* _THE PROBLEM_:
All lines featuring the string "peak" are to be listed.

Raw records:
******
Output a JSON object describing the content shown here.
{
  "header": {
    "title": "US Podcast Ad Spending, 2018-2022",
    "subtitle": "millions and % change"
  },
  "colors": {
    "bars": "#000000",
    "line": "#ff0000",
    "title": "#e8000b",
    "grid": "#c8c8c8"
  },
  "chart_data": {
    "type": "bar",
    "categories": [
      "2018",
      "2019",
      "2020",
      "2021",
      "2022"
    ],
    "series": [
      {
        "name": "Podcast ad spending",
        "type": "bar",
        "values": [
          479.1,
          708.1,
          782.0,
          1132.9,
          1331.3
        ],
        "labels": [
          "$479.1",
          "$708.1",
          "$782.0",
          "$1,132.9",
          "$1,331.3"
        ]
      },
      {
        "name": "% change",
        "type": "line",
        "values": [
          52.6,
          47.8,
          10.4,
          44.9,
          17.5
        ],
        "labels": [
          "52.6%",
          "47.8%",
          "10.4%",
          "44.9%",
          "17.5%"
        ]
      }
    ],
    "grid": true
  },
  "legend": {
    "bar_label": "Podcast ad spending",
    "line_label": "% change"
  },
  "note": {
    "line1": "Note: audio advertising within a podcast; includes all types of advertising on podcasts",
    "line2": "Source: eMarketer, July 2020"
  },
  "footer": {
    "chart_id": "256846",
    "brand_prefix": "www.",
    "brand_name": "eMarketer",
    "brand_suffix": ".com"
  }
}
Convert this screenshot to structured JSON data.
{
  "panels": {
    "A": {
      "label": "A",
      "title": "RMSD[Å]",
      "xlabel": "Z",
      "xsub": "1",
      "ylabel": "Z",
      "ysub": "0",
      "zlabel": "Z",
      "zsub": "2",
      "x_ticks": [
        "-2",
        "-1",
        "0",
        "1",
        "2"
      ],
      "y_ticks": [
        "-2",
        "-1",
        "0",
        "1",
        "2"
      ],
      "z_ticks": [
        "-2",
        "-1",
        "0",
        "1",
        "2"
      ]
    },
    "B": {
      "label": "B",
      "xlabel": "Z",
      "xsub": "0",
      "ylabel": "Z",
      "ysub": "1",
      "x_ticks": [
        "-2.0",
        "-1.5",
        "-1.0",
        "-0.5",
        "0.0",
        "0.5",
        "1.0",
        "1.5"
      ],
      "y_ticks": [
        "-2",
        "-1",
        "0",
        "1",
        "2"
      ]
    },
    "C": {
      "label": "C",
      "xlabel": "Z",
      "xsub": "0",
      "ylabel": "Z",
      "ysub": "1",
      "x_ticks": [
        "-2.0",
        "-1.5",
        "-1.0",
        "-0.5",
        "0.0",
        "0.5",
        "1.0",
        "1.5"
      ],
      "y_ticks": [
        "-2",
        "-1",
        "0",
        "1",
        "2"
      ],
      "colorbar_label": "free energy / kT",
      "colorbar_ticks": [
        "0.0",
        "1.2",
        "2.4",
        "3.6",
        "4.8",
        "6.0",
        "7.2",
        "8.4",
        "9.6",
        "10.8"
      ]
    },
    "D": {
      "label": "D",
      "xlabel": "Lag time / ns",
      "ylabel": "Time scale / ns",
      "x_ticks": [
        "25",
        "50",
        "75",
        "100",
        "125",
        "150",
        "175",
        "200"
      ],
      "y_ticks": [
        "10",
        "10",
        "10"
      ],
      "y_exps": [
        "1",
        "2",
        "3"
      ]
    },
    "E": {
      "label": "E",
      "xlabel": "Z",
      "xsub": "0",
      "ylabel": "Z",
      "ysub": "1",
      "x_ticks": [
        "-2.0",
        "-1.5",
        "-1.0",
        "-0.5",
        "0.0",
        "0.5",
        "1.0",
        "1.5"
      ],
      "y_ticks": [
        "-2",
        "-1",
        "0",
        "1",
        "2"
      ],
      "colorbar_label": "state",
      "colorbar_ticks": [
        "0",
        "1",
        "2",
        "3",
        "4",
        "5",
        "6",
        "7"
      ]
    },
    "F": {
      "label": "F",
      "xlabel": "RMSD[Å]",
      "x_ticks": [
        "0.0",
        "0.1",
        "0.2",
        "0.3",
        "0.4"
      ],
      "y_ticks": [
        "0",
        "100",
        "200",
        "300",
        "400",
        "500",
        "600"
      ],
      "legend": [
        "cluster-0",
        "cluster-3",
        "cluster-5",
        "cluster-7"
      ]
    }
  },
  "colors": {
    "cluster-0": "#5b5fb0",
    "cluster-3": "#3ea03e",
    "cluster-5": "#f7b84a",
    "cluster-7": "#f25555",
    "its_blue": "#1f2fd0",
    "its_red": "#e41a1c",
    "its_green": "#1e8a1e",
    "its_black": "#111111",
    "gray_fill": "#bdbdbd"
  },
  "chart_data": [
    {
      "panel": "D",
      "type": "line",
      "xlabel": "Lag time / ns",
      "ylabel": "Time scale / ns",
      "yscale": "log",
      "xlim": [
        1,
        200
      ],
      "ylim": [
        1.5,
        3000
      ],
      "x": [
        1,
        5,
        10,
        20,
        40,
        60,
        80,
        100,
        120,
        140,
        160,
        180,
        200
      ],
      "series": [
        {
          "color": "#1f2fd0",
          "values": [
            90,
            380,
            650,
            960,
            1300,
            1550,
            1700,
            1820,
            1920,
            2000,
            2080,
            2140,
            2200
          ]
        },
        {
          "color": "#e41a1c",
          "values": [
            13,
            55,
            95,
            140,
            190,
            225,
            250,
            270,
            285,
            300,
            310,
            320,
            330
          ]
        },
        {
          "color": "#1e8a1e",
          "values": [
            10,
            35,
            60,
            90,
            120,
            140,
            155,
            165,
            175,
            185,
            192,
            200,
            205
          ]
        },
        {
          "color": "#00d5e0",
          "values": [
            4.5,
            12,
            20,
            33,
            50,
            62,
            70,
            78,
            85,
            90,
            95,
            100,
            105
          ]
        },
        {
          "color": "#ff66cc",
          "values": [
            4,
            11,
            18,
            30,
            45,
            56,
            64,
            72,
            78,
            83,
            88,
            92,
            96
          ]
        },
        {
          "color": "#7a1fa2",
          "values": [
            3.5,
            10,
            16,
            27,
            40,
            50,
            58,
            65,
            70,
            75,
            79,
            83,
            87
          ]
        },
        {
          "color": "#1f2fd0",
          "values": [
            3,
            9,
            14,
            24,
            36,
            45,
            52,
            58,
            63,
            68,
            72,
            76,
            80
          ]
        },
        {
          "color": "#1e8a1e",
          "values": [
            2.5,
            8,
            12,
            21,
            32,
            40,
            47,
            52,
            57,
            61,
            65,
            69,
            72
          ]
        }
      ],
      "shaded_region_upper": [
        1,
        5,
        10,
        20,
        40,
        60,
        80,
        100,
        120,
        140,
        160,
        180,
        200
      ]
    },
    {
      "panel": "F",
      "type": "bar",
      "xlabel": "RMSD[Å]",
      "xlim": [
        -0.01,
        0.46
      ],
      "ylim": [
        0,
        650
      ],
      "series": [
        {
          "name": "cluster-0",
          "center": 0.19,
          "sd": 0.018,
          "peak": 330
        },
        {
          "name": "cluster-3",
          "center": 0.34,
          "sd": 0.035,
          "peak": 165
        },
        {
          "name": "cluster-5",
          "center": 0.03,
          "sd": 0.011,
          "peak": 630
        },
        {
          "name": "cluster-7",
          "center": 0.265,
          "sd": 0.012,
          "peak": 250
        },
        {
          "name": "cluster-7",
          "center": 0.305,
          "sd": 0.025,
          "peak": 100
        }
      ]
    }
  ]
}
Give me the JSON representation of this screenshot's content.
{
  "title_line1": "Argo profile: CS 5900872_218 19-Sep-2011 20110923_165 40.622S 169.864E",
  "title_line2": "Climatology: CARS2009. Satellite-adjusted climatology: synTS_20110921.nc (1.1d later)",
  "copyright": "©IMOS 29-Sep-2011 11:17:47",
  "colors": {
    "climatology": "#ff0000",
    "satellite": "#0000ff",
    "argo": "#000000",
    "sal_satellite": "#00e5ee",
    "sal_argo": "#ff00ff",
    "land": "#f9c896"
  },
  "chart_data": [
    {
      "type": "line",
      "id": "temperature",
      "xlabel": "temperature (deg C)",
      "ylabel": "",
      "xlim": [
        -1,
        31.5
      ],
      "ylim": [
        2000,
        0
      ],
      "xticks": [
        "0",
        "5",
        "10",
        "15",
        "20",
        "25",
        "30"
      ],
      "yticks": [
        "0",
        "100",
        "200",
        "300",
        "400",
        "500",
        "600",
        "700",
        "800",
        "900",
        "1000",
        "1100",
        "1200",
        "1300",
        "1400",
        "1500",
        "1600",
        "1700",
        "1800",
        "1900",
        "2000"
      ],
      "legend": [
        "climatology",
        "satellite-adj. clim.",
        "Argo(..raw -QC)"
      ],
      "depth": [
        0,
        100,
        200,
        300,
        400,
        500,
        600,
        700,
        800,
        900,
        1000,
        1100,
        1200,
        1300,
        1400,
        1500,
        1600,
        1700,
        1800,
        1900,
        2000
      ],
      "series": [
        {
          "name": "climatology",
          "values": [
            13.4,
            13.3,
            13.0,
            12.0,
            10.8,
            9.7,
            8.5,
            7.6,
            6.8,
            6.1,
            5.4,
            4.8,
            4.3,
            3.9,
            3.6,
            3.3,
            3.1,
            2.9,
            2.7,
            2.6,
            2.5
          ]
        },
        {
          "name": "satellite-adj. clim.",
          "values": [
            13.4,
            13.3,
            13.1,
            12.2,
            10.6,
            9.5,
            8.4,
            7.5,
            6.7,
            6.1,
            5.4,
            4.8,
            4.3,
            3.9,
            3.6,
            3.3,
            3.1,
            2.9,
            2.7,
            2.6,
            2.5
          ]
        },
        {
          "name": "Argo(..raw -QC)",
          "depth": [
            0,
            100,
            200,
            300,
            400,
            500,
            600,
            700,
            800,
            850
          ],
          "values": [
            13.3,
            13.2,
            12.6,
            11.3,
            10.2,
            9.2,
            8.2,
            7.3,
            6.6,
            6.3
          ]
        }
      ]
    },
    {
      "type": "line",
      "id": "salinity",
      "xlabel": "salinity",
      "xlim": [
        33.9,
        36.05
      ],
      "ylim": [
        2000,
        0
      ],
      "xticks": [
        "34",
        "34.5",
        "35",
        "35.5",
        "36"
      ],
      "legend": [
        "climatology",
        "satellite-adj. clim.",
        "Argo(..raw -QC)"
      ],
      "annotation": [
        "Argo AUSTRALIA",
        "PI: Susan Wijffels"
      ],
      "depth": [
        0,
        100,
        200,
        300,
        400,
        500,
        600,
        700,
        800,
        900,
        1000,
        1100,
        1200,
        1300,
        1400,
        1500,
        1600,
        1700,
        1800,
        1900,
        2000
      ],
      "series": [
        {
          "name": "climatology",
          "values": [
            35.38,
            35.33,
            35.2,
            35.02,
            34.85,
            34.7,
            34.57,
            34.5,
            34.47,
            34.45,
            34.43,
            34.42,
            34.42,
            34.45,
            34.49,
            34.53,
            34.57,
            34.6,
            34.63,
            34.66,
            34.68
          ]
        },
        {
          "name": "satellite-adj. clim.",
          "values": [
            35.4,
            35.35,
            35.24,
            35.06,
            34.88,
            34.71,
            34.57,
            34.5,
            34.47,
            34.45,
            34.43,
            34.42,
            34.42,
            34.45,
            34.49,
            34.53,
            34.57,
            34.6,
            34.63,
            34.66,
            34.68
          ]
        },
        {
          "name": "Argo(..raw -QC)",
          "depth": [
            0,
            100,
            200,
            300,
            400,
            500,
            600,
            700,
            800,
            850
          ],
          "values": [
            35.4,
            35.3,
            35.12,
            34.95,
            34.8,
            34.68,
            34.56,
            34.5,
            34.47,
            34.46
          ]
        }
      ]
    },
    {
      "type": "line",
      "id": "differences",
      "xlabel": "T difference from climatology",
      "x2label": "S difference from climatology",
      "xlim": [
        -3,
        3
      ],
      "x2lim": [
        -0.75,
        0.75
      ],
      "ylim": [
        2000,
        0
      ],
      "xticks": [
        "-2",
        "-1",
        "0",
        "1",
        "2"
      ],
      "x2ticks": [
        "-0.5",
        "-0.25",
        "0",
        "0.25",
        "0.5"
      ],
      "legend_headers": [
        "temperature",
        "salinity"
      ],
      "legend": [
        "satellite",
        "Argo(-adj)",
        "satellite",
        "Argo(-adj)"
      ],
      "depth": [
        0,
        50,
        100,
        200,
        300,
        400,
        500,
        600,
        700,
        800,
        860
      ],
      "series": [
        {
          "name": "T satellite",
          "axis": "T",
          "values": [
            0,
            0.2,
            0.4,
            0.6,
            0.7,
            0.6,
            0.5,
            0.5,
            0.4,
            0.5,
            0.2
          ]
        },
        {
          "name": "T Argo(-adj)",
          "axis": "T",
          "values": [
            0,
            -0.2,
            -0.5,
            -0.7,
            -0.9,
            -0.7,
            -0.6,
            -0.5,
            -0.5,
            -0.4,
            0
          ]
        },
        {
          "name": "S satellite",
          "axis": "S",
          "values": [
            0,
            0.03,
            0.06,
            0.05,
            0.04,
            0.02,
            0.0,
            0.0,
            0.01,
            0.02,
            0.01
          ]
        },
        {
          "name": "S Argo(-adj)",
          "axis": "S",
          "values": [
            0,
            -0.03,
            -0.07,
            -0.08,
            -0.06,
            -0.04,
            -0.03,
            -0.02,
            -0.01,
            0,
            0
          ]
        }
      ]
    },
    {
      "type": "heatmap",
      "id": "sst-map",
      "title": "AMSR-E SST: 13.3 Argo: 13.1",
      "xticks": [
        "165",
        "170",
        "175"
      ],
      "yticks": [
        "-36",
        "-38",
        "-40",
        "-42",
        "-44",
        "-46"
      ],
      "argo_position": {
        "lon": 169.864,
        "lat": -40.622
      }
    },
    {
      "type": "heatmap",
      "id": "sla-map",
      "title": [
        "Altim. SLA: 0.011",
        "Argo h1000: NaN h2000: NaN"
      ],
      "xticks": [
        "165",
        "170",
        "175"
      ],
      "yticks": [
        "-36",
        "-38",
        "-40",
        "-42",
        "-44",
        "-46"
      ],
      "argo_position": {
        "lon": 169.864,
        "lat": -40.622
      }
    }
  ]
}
******
* _WRITTEN SOLUTION_:
          "peak": 330
          "peak": 165
          "peak": 630
          "peak": 250
          "peak": 100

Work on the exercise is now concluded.